- TASK DESCRIPTION -
Pull out each line of the data that includes the word "What".

-- start RECORD EXTRACTS --

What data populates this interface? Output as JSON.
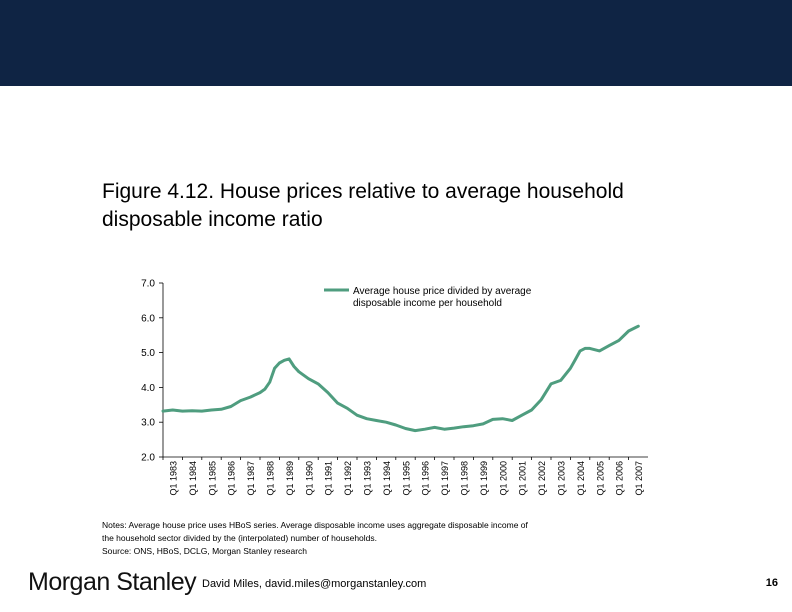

-- end RECORD EXTRACTS --
-- start RECORD EXTRACTS --

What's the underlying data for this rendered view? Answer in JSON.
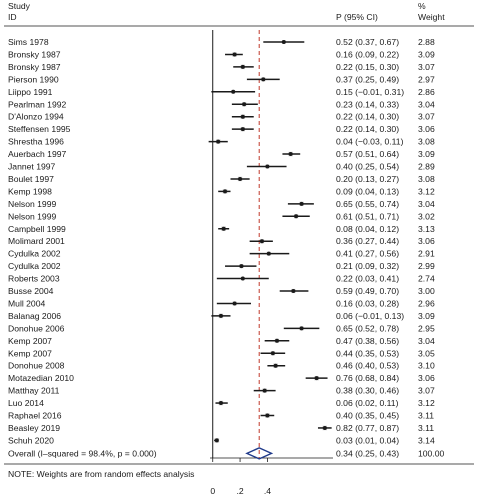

-- end RECORD EXTRACTS --
-- start RECORD EXTRACTS --

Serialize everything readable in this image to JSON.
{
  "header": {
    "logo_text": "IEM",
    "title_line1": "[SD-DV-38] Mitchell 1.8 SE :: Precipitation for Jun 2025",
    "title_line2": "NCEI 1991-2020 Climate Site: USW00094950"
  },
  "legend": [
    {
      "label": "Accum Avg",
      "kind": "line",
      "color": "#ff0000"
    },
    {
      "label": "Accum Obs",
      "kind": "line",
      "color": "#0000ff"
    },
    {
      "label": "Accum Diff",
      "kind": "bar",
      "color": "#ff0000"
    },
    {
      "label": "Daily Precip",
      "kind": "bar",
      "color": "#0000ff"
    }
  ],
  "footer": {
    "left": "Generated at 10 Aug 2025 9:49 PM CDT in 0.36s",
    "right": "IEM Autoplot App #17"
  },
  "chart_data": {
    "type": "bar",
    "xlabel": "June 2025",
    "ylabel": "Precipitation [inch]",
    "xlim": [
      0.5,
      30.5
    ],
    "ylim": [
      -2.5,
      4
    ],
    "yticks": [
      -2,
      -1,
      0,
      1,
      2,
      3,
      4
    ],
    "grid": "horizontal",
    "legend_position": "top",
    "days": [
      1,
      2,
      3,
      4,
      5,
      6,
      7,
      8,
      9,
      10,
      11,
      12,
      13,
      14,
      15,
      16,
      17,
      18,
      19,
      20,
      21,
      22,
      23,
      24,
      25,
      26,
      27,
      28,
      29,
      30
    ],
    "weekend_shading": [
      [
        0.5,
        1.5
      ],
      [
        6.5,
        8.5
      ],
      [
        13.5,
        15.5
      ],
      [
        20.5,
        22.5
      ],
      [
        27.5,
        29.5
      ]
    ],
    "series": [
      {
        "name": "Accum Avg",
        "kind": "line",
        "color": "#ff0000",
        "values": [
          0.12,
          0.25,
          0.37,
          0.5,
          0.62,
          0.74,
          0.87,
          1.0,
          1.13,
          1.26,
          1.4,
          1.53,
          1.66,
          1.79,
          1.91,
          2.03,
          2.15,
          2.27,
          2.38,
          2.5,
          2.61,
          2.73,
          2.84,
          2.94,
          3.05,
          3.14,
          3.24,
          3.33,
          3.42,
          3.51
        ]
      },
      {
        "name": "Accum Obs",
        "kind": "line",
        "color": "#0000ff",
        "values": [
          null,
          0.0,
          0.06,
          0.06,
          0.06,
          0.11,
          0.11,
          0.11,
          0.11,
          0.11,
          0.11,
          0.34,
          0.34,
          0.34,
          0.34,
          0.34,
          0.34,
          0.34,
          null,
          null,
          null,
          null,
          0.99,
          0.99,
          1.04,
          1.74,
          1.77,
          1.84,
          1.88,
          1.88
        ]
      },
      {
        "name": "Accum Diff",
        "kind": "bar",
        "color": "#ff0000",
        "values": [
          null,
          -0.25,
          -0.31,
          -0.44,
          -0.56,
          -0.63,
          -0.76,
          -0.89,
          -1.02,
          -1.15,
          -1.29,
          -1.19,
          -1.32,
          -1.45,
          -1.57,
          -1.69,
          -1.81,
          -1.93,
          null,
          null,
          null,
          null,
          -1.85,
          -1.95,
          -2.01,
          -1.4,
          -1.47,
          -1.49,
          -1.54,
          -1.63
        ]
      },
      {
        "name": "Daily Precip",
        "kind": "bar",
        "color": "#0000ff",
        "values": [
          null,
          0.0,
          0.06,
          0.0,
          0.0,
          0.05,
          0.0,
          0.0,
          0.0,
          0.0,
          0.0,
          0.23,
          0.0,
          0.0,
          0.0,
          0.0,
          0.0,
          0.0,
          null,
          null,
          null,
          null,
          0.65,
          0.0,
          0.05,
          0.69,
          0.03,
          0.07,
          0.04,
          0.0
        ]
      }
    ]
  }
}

-- end RECORD EXTRACTS --

- FINAL RESULT -
What data populates this interface? Output as JSON.
What's the underlying data for this rendered view? Answer in JSON.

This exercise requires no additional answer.